Direction
Pull out every line with the word "blood" from the entries below.
+ + + + +
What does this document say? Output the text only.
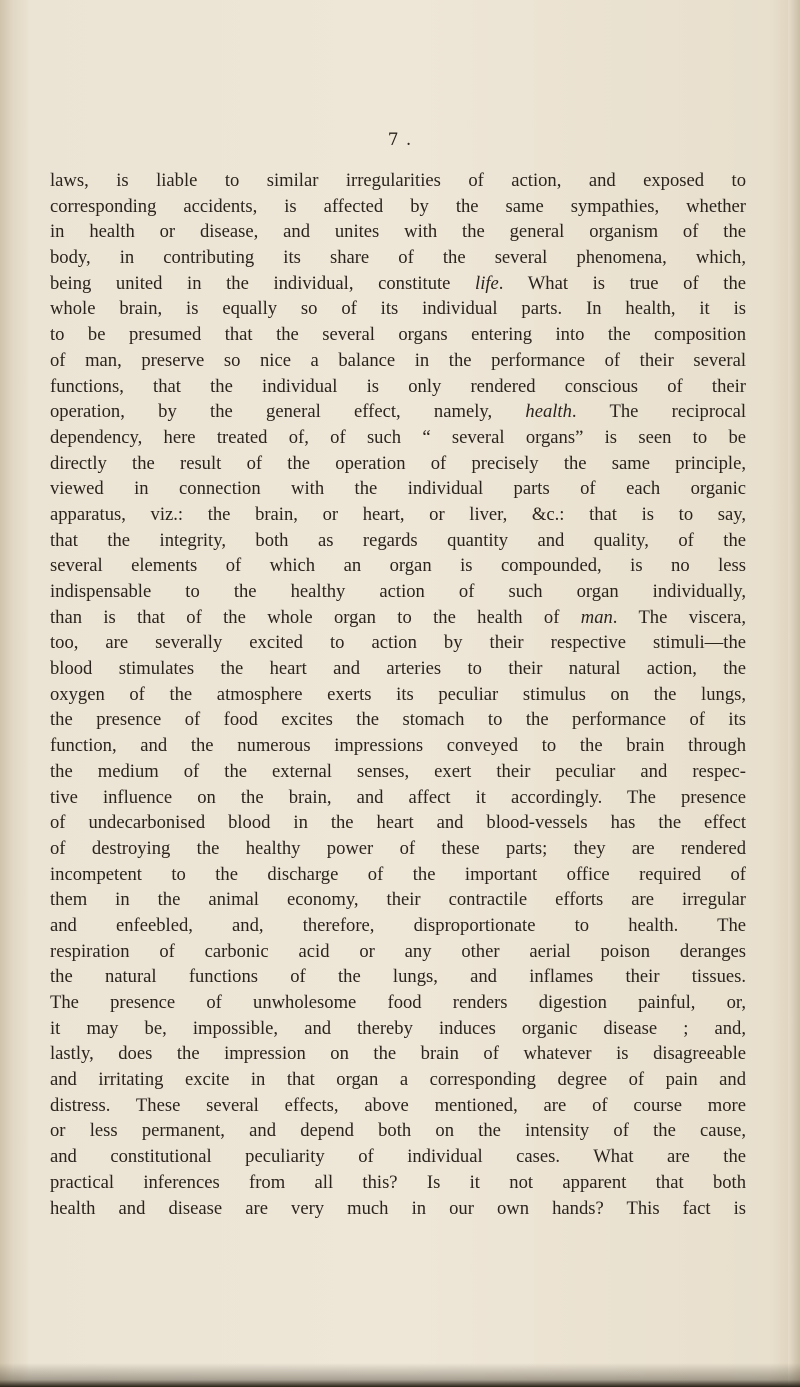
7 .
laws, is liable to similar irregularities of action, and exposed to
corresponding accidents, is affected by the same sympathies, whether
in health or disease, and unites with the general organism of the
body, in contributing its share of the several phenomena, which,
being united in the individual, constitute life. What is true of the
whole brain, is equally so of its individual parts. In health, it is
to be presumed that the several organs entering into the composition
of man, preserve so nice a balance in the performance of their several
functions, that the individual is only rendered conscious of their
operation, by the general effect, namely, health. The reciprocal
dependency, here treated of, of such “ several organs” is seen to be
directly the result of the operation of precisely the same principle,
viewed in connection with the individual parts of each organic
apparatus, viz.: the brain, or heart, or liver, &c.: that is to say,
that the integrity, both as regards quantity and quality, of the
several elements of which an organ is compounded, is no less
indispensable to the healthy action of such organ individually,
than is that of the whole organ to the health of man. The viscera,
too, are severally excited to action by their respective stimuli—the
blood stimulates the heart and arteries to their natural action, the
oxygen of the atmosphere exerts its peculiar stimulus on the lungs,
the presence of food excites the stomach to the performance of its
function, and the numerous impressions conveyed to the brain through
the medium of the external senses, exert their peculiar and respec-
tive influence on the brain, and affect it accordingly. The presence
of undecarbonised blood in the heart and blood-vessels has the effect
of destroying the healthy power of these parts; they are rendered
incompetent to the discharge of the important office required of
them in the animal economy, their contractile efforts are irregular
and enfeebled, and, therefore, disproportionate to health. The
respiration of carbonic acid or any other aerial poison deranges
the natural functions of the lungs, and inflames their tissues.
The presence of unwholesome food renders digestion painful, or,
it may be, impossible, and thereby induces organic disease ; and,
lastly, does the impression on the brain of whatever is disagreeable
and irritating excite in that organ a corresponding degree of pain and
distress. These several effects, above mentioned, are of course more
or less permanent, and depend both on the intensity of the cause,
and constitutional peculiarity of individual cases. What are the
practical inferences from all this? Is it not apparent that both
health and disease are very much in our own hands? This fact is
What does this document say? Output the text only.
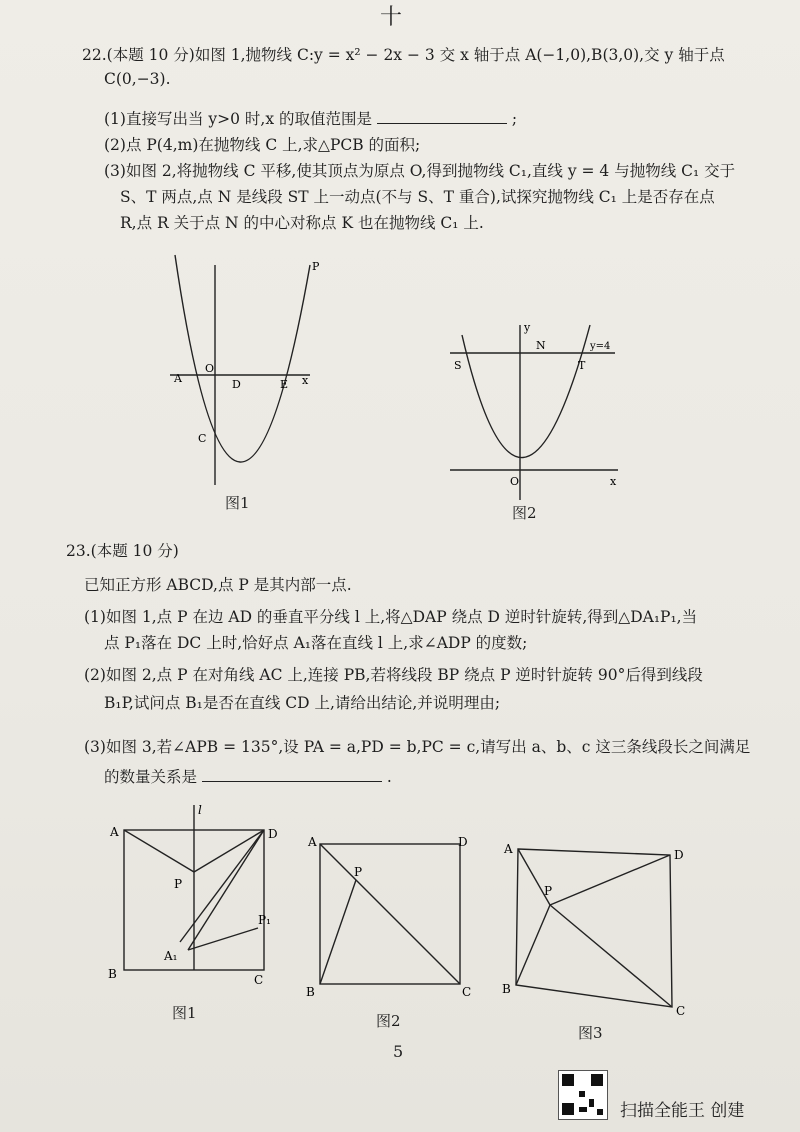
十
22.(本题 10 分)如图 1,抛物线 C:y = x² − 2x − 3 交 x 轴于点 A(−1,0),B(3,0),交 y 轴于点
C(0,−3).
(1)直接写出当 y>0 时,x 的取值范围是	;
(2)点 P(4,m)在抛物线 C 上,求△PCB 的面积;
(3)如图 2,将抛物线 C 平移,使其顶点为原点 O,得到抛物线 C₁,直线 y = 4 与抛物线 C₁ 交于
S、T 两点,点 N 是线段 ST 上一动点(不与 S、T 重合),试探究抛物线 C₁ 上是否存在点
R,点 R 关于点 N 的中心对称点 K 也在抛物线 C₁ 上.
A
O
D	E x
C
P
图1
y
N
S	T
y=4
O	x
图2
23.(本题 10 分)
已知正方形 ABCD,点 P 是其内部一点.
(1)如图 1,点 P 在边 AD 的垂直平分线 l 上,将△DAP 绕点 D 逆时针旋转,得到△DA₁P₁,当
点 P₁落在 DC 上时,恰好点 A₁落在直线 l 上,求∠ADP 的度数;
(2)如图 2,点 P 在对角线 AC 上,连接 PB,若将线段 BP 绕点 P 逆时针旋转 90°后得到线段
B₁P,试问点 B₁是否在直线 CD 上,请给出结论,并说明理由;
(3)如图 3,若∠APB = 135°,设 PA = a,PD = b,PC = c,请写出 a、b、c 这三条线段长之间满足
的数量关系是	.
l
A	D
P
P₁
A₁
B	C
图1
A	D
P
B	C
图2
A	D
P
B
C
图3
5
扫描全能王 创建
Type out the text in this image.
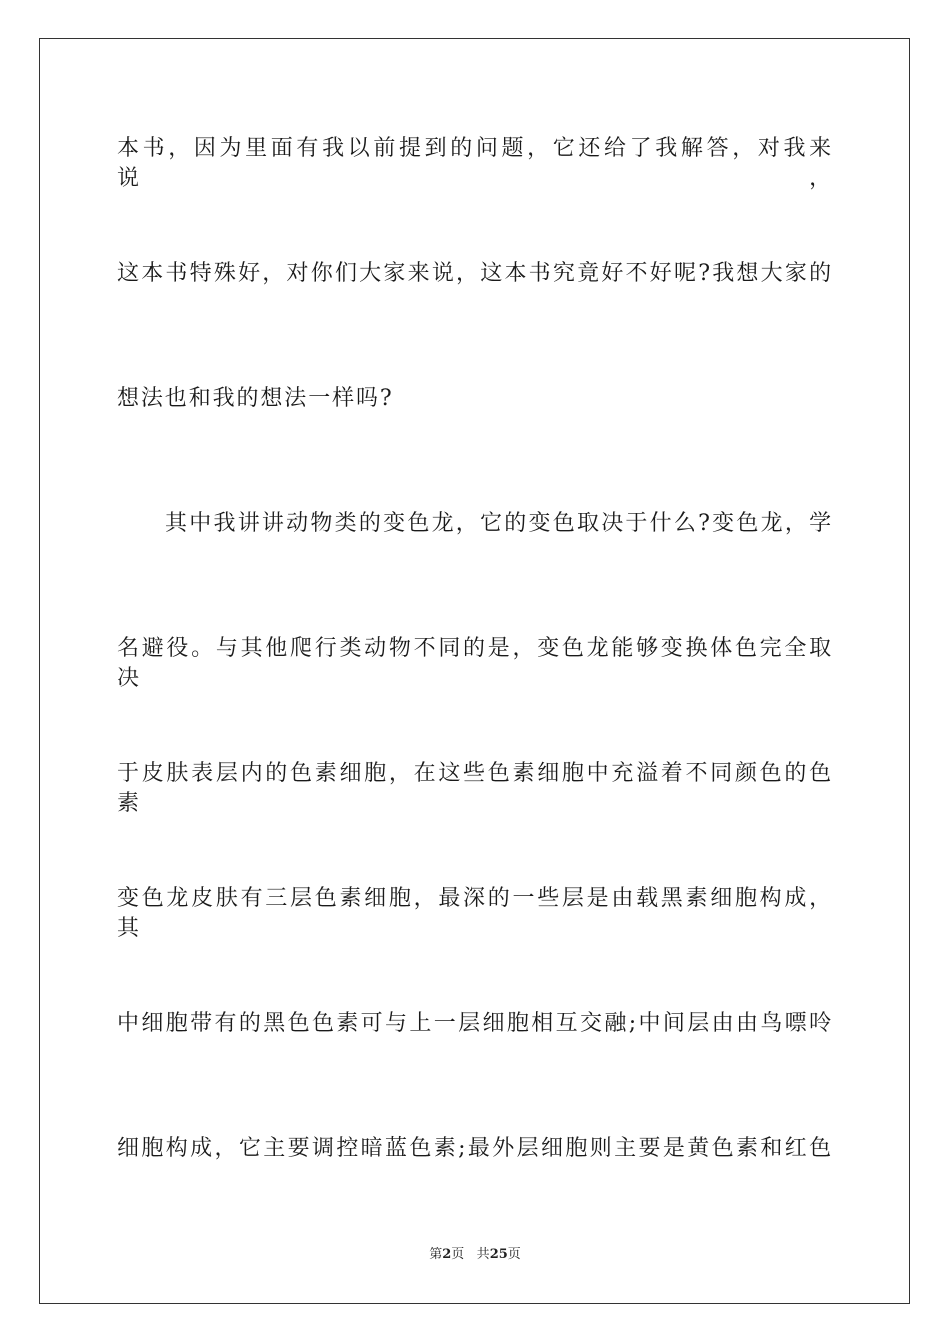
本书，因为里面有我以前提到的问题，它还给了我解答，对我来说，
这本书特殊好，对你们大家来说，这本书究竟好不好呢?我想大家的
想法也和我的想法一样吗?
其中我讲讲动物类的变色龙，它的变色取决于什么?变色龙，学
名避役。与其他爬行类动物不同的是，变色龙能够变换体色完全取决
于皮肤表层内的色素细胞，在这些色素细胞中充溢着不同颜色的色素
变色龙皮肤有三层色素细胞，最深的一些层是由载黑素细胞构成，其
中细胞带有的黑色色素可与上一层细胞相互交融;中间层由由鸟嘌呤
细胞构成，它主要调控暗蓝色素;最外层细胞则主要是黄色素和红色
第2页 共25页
+ + + + +
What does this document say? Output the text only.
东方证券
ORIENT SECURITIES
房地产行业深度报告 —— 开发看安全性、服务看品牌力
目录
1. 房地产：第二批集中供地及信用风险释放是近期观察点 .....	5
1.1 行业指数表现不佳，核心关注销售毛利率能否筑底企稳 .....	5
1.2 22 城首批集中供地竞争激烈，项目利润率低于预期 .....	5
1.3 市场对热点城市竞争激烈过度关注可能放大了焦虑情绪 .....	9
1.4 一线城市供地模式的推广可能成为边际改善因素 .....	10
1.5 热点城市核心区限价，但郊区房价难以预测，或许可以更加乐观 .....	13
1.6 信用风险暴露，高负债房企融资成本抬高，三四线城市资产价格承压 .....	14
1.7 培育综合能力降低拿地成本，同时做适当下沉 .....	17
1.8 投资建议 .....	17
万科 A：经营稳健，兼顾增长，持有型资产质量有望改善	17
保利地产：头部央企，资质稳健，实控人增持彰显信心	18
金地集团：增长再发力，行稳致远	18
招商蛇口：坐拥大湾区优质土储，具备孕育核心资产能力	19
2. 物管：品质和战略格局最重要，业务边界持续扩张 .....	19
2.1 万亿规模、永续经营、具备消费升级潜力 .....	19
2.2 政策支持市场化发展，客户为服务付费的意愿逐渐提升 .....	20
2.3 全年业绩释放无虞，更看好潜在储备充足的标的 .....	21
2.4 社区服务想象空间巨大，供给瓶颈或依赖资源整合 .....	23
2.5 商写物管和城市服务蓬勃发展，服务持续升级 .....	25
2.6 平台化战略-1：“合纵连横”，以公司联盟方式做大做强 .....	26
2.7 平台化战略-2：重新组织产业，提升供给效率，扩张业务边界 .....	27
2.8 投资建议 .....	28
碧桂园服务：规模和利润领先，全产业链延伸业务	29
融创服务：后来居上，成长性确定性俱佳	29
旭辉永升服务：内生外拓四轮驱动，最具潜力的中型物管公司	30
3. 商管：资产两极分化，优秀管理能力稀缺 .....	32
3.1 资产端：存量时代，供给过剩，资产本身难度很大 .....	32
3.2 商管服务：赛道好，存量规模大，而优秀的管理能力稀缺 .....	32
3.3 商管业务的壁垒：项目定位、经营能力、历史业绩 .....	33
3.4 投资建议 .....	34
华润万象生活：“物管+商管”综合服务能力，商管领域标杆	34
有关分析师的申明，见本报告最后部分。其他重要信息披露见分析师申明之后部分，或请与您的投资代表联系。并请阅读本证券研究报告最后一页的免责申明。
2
+ + + + +
Task answer
blood stimulates the heart and arteries to their natural action, the
of undecarbonised blood in the heart and blood-vessels has the effect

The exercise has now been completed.